Search the listing below for the string "ffffff" and copy every line where it occurs.

- _Data provided_
>> BEGIN
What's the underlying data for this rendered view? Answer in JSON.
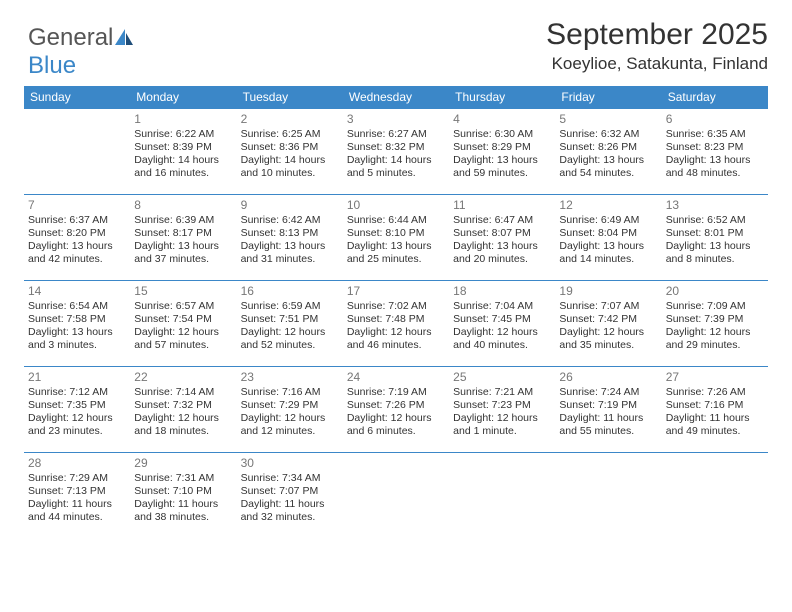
{
  "brand": {
    "part1": "General",
    "part2": "Blue"
  },
  "title": "September 2025",
  "location": "Koeylioe, Satakunta, Finland",
  "colors": {
    "header_bg": "#3b87c8",
    "header_text": "#ffffff",
    "cell_border": "#3b87c8",
    "daynum_color": "#777777",
    "body_text": "#333333",
    "background": "#ffffff"
  },
  "dayLabels": [
    "Sunday",
    "Monday",
    "Tuesday",
    "Wednesday",
    "Thursday",
    "Friday",
    "Saturday"
  ],
  "weeks": [
    [
      {
        "empty": true
      },
      {
        "day": "1",
        "sunrise": "Sunrise: 6:22 AM",
        "sunset": "Sunset: 8:39 PM",
        "daylight": "Daylight: 14 hours and 16 minutes."
      },
      {
        "day": "2",
        "sunrise": "Sunrise: 6:25 AM",
        "sunset": "Sunset: 8:36 PM",
        "daylight": "Daylight: 14 hours and 10 minutes."
      },
      {
        "day": "3",
        "sunrise": "Sunrise: 6:27 AM",
        "sunset": "Sunset: 8:32 PM",
        "daylight": "Daylight: 14 hours and 5 minutes."
      },
      {
        "day": "4",
        "sunrise": "Sunrise: 6:30 AM",
        "sunset": "Sunset: 8:29 PM",
        "daylight": "Daylight: 13 hours and 59 minutes."
      },
      {
        "day": "5",
        "sunrise": "Sunrise: 6:32 AM",
        "sunset": "Sunset: 8:26 PM",
        "daylight": "Daylight: 13 hours and 54 minutes."
      },
      {
        "day": "6",
        "sunrise": "Sunrise: 6:35 AM",
        "sunset": "Sunset: 8:23 PM",
        "daylight": "Daylight: 13 hours and 48 minutes."
      }
    ],
    [
      {
        "day": "7",
        "sunrise": "Sunrise: 6:37 AM",
        "sunset": "Sunset: 8:20 PM",
        "daylight": "Daylight: 13 hours and 42 minutes."
      },
      {
        "day": "8",
        "sunrise": "Sunrise: 6:39 AM",
        "sunset": "Sunset: 8:17 PM",
        "daylight": "Daylight: 13 hours and 37 minutes."
      },
      {
        "day": "9",
        "sunrise": "Sunrise: 6:42 AM",
        "sunset": "Sunset: 8:13 PM",
        "daylight": "Daylight: 13 hours and 31 minutes."
      },
      {
        "day": "10",
        "sunrise": "Sunrise: 6:44 AM",
        "sunset": "Sunset: 8:10 PM",
        "daylight": "Daylight: 13 hours and 25 minutes."
      },
      {
        "day": "11",
        "sunrise": "Sunrise: 6:47 AM",
        "sunset": "Sunset: 8:07 PM",
        "daylight": "Daylight: 13 hours and 20 minutes."
      },
      {
        "day": "12",
        "sunrise": "Sunrise: 6:49 AM",
        "sunset": "Sunset: 8:04 PM",
        "daylight": "Daylight: 13 hours and 14 minutes."
      },
      {
        "day": "13",
        "sunrise": "Sunrise: 6:52 AM",
        "sunset": "Sunset: 8:01 PM",
        "daylight": "Daylight: 13 hours and 8 minutes."
      }
    ],
    [
      {
        "day": "14",
        "sunrise": "Sunrise: 6:54 AM",
        "sunset": "Sunset: 7:58 PM",
        "daylight": "Daylight: 13 hours and 3 minutes."
      },
      {
        "day": "15",
        "sunrise": "Sunrise: 6:57 AM",
        "sunset": "Sunset: 7:54 PM",
        "daylight": "Daylight: 12 hours and 57 minutes."
      },
      {
        "day": "16",
        "sunrise": "Sunrise: 6:59 AM",
        "sunset": "Sunset: 7:51 PM",
        "daylight": "Daylight: 12 hours and 52 minutes."
      },
      {
        "day": "17",
        "sunrise": "Sunrise: 7:02 AM",
        "sunset": "Sunset: 7:48 PM",
        "daylight": "Daylight: 12 hours and 46 minutes."
      },
      {
        "day": "18",
        "sunrise": "Sunrise: 7:04 AM",
        "sunset": "Sunset: 7:45 PM",
        "daylight": "Daylight: 12 hours and 40 minutes."
      },
      {
        "day": "19",
        "sunrise": "Sunrise: 7:07 AM",
        "sunset": "Sunset: 7:42 PM",
        "daylight": "Daylight: 12 hours and 35 minutes."
      },
      {
        "day": "20",
        "sunrise": "Sunrise: 7:09 AM",
        "sunset": "Sunset: 7:39 PM",
        "daylight": "Daylight: 12 hours and 29 minutes."
      }
    ],
    [
      {
        "day": "21",
        "sunrise": "Sunrise: 7:12 AM",
        "sunset": "Sunset: 7:35 PM",
        "daylight": "Daylight: 12 hours and 23 minutes."
      },
      {
        "day": "22",
        "sunrise": "Sunrise: 7:14 AM",
        "sunset": "Sunset: 7:32 PM",
        "daylight": "Daylight: 12 hours and 18 minutes."
      },
      {
        "day": "23",
        "sunrise": "Sunrise: 7:16 AM",
        "sunset": "Sunset: 7:29 PM",
        "daylight": "Daylight: 12 hours and 12 minutes."
      },
      {
        "day": "24",
        "sunrise": "Sunrise: 7:19 AM",
        "sunset": "Sunset: 7:26 PM",
        "daylight": "Daylight: 12 hours and 6 minutes."
      },
      {
        "day": "25",
        "sunrise": "Sunrise: 7:21 AM",
        "sunset": "Sunset: 7:23 PM",
        "daylight": "Daylight: 12 hours and 1 minute."
      },
      {
        "day": "26",
        "sunrise": "Sunrise: 7:24 AM",
        "sunset": "Sunset: 7:19 PM",
        "daylight": "Daylight: 11 hours and 55 minutes."
      },
      {
        "day": "27",
        "sunrise": "Sunrise: 7:26 AM",
        "sunset": "Sunset: 7:16 PM",
        "daylight": "Daylight: 11 hours and 49 minutes."
      }
    ],
    [
      {
        "day": "28",
        "sunrise": "Sunrise: 7:29 AM",
        "sunset": "Sunset: 7:13 PM",
        "daylight": "Daylight: 11 hours and 44 minutes."
      },
      {
        "day": "29",
        "sunrise": "Sunrise: 7:31 AM",
        "sunset": "Sunset: 7:10 PM",
        "daylight": "Daylight: 11 hours and 38 minutes."
      },
      {
        "day": "30",
        "sunrise": "Sunrise: 7:34 AM",
        "sunset": "Sunset: 7:07 PM",
        "daylight": "Daylight: 11 hours and 32 minutes."
      },
      {
        "empty": true
      },
      {
        "empty": true
      },
      {
        "empty": true
      },
      {
        "empty": true
      }
    ]
  ]
}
>> END
- _Reply to the task_
    "header_text": "#ffffff",
    "background": "#ffffff"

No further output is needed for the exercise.